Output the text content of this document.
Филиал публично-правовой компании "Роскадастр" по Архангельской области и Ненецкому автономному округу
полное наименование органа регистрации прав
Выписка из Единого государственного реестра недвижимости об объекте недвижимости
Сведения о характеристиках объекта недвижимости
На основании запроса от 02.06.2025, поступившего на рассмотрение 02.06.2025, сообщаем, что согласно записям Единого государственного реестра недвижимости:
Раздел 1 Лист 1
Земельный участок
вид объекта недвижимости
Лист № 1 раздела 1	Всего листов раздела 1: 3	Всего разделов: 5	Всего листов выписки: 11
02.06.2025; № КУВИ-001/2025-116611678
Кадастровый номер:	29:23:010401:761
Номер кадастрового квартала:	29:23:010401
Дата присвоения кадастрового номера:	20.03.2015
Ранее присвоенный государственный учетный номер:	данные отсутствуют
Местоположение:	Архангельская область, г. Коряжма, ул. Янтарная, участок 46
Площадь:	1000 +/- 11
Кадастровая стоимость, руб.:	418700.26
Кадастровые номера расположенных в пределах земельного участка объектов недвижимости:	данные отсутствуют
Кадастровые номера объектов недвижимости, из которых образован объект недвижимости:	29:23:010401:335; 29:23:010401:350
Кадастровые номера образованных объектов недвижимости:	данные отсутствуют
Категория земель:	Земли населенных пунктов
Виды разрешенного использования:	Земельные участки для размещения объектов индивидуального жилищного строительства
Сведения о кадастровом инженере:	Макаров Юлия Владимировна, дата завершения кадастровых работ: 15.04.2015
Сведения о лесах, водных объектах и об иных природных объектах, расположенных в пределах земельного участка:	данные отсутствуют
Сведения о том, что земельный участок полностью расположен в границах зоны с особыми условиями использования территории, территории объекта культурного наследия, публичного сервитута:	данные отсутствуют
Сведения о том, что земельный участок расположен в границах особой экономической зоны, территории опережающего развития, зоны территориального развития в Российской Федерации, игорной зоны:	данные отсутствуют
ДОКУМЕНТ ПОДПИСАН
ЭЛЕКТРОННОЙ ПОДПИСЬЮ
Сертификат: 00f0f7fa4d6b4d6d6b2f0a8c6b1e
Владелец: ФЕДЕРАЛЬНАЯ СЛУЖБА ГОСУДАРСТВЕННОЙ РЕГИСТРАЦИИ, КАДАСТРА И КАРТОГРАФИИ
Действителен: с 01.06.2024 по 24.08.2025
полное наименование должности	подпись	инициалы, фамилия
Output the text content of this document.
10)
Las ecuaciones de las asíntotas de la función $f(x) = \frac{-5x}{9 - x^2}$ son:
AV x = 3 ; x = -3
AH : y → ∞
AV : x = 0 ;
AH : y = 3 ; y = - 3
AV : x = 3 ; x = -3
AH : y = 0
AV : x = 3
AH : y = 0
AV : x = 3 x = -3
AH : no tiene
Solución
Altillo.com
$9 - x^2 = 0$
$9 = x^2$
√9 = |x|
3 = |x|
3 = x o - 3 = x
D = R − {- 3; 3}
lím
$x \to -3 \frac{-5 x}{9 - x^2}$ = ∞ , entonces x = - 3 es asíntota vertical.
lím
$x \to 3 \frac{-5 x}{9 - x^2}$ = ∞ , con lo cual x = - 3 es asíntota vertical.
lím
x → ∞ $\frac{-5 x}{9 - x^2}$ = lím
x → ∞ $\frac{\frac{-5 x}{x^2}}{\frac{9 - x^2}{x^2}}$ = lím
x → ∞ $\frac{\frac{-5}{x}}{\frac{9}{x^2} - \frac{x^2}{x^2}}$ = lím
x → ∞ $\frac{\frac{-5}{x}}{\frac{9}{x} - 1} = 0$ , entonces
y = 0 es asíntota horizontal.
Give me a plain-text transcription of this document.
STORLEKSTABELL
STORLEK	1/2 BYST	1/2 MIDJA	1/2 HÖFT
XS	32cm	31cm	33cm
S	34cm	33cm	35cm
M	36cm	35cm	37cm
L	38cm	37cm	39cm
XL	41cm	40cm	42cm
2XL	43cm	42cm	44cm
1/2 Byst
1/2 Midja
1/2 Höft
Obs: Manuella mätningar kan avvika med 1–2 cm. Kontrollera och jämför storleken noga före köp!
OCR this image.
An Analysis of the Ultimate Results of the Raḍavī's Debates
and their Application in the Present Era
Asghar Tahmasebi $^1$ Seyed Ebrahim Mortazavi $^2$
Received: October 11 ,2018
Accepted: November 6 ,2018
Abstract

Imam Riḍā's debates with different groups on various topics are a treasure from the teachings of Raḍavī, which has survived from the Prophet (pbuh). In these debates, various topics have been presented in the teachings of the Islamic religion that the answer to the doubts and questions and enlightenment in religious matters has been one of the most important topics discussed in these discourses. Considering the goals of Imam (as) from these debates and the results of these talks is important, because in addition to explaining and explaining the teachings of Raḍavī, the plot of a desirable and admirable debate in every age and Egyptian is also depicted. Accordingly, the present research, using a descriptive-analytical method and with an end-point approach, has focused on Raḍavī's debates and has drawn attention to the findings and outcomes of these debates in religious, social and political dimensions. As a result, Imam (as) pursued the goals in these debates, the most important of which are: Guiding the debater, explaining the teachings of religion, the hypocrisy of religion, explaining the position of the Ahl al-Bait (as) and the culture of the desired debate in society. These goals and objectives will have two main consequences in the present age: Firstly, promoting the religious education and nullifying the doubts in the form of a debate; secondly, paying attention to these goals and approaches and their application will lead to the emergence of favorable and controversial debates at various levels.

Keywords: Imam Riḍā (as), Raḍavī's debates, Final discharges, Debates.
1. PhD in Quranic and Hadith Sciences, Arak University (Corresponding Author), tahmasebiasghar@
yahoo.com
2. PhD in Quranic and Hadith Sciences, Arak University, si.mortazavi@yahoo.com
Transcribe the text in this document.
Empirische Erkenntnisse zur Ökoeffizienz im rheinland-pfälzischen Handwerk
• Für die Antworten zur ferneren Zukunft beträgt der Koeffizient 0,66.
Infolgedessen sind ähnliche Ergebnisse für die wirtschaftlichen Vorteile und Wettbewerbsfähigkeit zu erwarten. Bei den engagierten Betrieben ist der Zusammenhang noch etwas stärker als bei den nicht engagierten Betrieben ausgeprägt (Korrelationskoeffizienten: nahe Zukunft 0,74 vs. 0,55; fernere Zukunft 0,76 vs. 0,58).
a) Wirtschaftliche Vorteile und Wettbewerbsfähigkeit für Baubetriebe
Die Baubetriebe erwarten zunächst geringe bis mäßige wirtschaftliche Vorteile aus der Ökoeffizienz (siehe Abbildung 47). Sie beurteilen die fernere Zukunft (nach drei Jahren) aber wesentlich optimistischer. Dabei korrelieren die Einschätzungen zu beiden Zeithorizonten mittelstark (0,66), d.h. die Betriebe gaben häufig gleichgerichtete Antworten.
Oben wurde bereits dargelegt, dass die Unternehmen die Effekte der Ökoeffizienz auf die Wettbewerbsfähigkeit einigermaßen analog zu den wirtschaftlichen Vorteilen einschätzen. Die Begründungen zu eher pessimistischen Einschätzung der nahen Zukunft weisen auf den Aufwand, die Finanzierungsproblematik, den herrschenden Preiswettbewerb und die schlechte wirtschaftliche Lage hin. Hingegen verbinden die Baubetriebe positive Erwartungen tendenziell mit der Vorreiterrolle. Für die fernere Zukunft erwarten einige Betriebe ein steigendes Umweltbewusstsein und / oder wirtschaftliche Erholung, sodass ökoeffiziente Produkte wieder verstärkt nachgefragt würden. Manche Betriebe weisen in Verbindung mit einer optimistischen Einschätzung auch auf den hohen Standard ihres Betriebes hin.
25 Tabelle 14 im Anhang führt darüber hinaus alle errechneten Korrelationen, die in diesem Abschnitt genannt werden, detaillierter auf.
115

+++

# Task prompt:
The records above should be repeated in full, exactly as given.

# Complete output:
Output the text content of this document.
Филиал публично-правовой компании "Роскадастр" по Архангельской области и Ненецкому автономному округу
полное наименование органа регистрации прав
Выписка из Единого государственного реестра недвижимости об объекте недвижимости
Сведения о характеристиках объекта недвижимости
На основании запроса от 02.06.2025, поступившего на рассмотрение 02.06.2025, сообщаем, что согласно записям Единого государственного реестра недвижимости:
Раздел 1 Лист 1
Земельный участок
вид объекта недвижимости
Лист № 1 раздела 1	Всего листов раздела 1: 3	Всего разделов: 5	Всего листов выписки: 11
02.06.2025; № КУВИ-001/2025-116611678
Кадастровый номер:	29:23:010401:761
Номер кадастрового квартала:	29:23:010401
Дата присвоения кадастрового номера:	20.03.2015
Ранее присвоенный государственный учетный номер:	данные отсутствуют
Местоположение:	Архангельская область, г. Коряжма, ул. Янтарная, участок 46
Площадь:	1000 +/- 11
Кадастровая стоимость, руб.:	418700.26
Кадастровые номера расположенных в пределах земельного участка объектов недвижимости:	данные отсутствуют
Кадастровые номера объектов недвижимости, из которых образован объект недвижимости:	29:23:010401:335; 29:23:010401:350
Кадастровые номера образованных объектов недвижимости:	данные отсутствуют
Категория земель:	Земли населенных пунктов
Виды разрешенного использования:	Земельные участки для размещения объектов индивидуального жилищного строительства
Сведения о кадастровом инженере:	Макаров Юлия Владимировна, дата завершения кадастровых работ: 15.04.2015
Сведения о лесах, водных объектах и об иных природных объектах, расположенных в пределах земельного участка:	данные отсутствуют
Сведения о том, что земельный участок полностью расположен в границах зоны с особыми условиями использования территории, территории объекта культурного наследия, публичного сервитута:	данные отсутствуют
Сведения о том, что земельный участок расположен в границах особой экономической зоны, территории опережающего развития, зоны территориального развития в Российской Федерации, игорной зоны:	данные отсутствуют
ДОКУМЕНТ ПОДПИСАН
ЭЛЕКТРОННОЙ ПОДПИСЬЮ
Сертификат: 00f0f7fa4d6b4d6d6b2f0a8c6b1e
Владелец: ФЕДЕРАЛЬНАЯ СЛУЖБА ГОСУДАРСТВЕННОЙ РЕГИСТРАЦИИ, КАДАСТРА И КАРТОГРАФИИ
Действителен: с 01.06.2024 по 24.08.2025
полное наименование должности	подпись	инициалы, фамилия
Output the text content of this document.
10)
Las ecuaciones de las asíntotas de la función $f(x) = \frac{-5x}{9 - x^2}$ son:
AV x = 3 ; x = -3
AH : y → ∞
AV : x = 0 ;
AH : y = 3 ; y = - 3
AV : x = 3 ; x = -3
AH : y = 0
AV : x = 3
AH : y = 0
AV : x = 3 x = -3
AH : no tiene
Solución
Altillo.com
$9 - x^2 = 0$
$9 = x^2$
√9 = |x|
3 = |x|
3 = x o - 3 = x
D = R − {- 3; 3}
lím
$x \to -3 \frac{-5 x}{9 - x^2}$ = ∞ , entonces x = - 3 es asíntota vertical.
lím
$x \to 3 \frac{-5 x}{9 - x^2}$ = ∞ , con lo cual x = - 3 es asíntota vertical.
lím
x → ∞ $\frac{-5 x}{9 - x^2}$ = lím
x → ∞ $\frac{\frac{-5 x}{x^2}}{\frac{9 - x^2}{x^2}}$ = lím
x → ∞ $\frac{\frac{-5}{x}}{\frac{9}{x^2} - \frac{x^2}{x^2}}$ = lím
x → ∞ $\frac{\frac{-5}{x}}{\frac{9}{x} - 1} = 0$ , entonces
y = 0 es asíntota horizontal.
Give me a plain-text transcription of this document.
STORLEKSTABELL
STORLEK	1/2 BYST	1/2 MIDJA	1/2 HÖFT
XS	32cm	31cm	33cm
S	34cm	33cm	35cm
M	36cm	35cm	37cm
L	38cm	37cm	39cm
XL	41cm	40cm	42cm
2XL	43cm	42cm	44cm
1/2 Byst
1/2 Midja
1/2 Höft
Obs: Manuella mätningar kan avvika med 1–2 cm. Kontrollera och jämför storleken noga före köp!
OCR this image.
An Analysis of the Ultimate Results of the Raḍavī's Debates
and their Application in the Present Era
Asghar Tahmasebi $^1$ Seyed Ebrahim Mortazavi $^2$
Received: October 11 ,2018
Accepted: November 6 ,2018
Abstract

Imam Riḍā's debates with different groups on various topics are a treasure from the teachings of Raḍavī, which has survived from the Prophet (pbuh). In these debates, various topics have been presented in the teachings of the Islamic religion that the answer to the doubts and questions and enlightenment in religious matters has been one of the most important topics discussed in these discourses. Considering the goals of Imam (as) from these debates and the results of these talks is important, because in addition to explaining and explaining the teachings of Raḍavī, the plot of a desirable and admirable debate in every age and Egyptian is also depicted. Accordingly, the present research, using a descriptive-analytical method and with an end-point approach, has focused on Raḍavī's debates and has drawn attention to the findings and outcomes of these debates in religious, social and political dimensions. As a result, Imam (as) pursued the goals in these debates, the most important of which are: Guiding the debater, explaining the teachings of religion, the hypocrisy of religion, explaining the position of the Ahl al-Bait (as) and the culture of the desired debate in society. These goals and objectives will have two main consequences in the present age: Firstly, promoting the religious education and nullifying the doubts in the form of a debate; secondly, paying attention to these goals and approaches and their application will lead to the emergence of favorable and controversial debates at various levels.

Keywords: Imam Riḍā (as), Raḍavī's debates, Final discharges, Debates.
1. PhD in Quranic and Hadith Sciences, Arak University (Corresponding Author), tahmasebiasghar@
yahoo.com
2. PhD in Quranic and Hadith Sciences, Arak University, si.mortazavi@yahoo.com
Transcribe the text in this document.
Empirische Erkenntnisse zur Ökoeffizienz im rheinland-pfälzischen Handwerk
• Für die Antworten zur ferneren Zukunft beträgt der Koeffizient 0,66.
Infolgedessen sind ähnliche Ergebnisse für die wirtschaftlichen Vorteile und Wettbewerbsfähigkeit zu erwarten. Bei den engagierten Betrieben ist der Zusammenhang noch etwas stärker als bei den nicht engagierten Betrieben ausgeprägt (Korrelationskoeffizienten: nahe Zukunft 0,74 vs. 0,55; fernere Zukunft 0,76 vs. 0,58).
a) Wirtschaftliche Vorteile und Wettbewerbsfähigkeit für Baubetriebe
Die Baubetriebe erwarten zunächst geringe bis mäßige wirtschaftliche Vorteile aus der Ökoeffizienz (siehe Abbildung 47). Sie beurteilen die fernere Zukunft (nach drei Jahren) aber wesentlich optimistischer. Dabei korrelieren die Einschätzungen zu beiden Zeithorizonten mittelstark (0,66), d.h. die Betriebe gaben häufig gleichgerichtete Antworten.
Oben wurde bereits dargelegt, dass die Unternehmen die Effekte der Ökoeffizienz auf die Wettbewerbsfähigkeit einigermaßen analog zu den wirtschaftlichen Vorteilen einschätzen. Die Begründungen zu eher pessimistischen Einschätzung der nahen Zukunft weisen auf den Aufwand, die Finanzierungsproblematik, den herrschenden Preiswettbewerb und die schlechte wirtschaftliche Lage hin. Hingegen verbinden die Baubetriebe positive Erwartungen tendenziell mit der Vorreiterrolle. Für die fernere Zukunft erwarten einige Betriebe ein steigendes Umweltbewusstsein und / oder wirtschaftliche Erholung, sodass ökoeffiziente Produkte wieder verstärkt nachgefragt würden. Manche Betriebe weisen in Verbindung mit einer optimistischen Einschätzung auch auf den hohen Standard ihres Betriebes hin.
25 Tabelle 14 im Anhang führt darüber hinaus alle errechneten Korrelationen, die in diesem Abschnitt genannt werden, detaillierter auf.
115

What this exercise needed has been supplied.